Task to complete ▸ Identify the lines that contain the string "TAGER" and copy all of them.

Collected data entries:
## START
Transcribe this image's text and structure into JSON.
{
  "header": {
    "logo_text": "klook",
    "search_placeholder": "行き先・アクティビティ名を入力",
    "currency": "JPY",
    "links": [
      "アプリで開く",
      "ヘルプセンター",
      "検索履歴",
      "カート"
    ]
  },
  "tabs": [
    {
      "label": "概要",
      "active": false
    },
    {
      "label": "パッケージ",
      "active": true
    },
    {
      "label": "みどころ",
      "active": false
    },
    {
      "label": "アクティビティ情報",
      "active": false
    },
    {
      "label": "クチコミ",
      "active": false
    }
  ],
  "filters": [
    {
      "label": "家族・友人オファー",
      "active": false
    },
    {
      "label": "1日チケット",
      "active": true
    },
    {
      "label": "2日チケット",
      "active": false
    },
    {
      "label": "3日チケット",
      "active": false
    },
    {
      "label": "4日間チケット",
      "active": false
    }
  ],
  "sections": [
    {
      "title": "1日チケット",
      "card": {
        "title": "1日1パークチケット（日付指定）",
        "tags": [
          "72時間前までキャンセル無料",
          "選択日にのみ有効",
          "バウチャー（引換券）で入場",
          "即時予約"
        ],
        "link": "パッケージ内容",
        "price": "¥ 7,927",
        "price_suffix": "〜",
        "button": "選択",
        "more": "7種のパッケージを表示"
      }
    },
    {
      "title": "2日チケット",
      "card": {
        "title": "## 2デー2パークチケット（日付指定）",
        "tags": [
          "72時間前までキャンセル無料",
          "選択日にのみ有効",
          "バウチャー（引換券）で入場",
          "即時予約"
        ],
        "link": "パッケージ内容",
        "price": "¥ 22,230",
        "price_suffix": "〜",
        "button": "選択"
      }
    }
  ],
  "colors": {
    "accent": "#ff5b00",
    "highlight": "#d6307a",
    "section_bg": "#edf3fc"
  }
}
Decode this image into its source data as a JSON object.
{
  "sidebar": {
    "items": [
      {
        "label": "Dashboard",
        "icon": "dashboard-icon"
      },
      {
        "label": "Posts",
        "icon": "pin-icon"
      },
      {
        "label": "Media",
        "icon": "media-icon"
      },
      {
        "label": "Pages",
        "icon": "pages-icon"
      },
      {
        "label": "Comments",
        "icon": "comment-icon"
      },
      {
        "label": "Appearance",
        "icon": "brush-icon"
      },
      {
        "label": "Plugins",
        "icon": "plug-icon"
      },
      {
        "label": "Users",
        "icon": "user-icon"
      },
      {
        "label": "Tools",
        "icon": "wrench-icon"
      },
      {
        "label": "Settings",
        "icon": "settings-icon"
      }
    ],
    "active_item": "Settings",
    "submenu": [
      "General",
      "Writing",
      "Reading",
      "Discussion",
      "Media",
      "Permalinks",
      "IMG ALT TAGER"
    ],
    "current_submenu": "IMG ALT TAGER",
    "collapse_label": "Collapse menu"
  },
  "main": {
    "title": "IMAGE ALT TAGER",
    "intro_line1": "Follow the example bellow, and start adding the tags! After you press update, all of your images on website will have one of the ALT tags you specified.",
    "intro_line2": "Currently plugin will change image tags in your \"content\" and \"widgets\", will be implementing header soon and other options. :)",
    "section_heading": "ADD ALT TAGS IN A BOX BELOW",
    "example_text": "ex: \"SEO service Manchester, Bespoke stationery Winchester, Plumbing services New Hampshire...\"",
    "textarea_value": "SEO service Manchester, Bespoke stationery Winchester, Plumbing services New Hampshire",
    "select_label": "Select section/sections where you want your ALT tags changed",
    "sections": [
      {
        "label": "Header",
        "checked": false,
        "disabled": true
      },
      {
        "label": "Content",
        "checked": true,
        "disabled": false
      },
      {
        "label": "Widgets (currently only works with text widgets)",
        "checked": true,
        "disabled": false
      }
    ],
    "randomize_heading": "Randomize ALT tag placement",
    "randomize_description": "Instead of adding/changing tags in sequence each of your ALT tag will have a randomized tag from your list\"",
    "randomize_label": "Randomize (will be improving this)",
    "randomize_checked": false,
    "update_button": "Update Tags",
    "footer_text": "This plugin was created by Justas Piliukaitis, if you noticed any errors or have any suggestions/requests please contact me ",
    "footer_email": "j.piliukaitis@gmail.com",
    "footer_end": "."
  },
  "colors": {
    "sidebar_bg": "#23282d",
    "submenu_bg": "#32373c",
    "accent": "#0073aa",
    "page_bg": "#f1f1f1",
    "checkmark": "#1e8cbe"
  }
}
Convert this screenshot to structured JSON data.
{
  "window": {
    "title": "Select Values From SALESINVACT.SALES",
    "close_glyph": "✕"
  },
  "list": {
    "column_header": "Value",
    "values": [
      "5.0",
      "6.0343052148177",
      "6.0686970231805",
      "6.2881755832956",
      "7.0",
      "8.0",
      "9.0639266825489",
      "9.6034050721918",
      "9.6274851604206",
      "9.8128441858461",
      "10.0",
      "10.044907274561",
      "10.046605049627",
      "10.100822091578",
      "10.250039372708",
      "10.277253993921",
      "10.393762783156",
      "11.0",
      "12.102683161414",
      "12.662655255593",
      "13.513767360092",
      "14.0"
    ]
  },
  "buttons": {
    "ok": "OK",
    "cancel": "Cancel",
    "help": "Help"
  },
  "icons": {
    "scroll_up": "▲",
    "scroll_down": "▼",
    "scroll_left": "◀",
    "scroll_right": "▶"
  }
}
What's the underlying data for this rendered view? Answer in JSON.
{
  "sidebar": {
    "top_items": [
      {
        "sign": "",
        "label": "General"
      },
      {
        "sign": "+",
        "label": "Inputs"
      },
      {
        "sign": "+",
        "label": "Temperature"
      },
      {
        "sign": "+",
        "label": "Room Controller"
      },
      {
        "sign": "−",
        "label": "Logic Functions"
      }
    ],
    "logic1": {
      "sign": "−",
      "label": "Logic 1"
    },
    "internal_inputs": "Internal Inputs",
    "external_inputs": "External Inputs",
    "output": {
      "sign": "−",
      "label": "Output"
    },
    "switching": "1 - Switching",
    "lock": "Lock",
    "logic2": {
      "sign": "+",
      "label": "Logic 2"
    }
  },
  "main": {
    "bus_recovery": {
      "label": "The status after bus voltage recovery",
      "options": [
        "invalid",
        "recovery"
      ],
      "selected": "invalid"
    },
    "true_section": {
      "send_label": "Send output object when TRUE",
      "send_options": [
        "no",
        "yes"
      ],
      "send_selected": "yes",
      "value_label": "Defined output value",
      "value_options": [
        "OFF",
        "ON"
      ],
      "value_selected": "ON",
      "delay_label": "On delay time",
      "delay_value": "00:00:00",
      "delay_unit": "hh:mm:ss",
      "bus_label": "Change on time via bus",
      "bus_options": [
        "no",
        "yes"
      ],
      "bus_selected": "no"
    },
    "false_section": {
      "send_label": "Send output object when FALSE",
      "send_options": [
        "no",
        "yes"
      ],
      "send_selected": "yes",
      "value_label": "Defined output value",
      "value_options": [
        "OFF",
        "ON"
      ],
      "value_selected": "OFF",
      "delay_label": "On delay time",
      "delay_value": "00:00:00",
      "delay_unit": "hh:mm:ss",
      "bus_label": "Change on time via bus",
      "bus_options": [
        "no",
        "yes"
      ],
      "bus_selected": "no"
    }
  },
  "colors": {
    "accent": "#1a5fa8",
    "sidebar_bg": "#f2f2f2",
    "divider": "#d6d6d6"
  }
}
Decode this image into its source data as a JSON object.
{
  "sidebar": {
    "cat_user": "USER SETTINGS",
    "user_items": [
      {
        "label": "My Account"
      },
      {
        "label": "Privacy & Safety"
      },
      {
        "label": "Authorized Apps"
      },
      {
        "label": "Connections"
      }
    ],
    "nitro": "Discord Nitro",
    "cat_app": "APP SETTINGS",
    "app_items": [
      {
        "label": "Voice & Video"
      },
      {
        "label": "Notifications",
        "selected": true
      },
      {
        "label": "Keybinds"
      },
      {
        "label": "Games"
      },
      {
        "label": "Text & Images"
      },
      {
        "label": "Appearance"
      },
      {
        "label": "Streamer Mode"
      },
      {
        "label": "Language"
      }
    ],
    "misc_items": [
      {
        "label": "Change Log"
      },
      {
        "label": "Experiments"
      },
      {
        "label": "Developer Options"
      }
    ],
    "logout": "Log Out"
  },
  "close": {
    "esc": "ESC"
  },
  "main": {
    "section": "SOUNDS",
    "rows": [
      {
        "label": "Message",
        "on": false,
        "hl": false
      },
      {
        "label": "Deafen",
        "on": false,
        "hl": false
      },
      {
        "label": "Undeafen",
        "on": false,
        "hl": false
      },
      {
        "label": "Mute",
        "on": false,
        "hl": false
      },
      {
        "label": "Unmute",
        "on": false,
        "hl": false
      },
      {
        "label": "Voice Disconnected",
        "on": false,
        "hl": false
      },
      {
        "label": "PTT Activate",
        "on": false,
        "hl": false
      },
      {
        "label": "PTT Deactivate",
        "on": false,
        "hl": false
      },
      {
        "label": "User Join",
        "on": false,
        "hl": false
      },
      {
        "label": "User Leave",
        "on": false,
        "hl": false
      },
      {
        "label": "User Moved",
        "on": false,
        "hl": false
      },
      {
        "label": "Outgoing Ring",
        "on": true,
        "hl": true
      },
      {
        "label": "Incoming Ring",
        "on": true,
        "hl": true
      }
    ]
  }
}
## END
Result for this exercise ▸
      "IMG ALT TAGER"
    "current_submenu": "IMG ALT TAGER",
    "title": "IMAGE ALT TAGER",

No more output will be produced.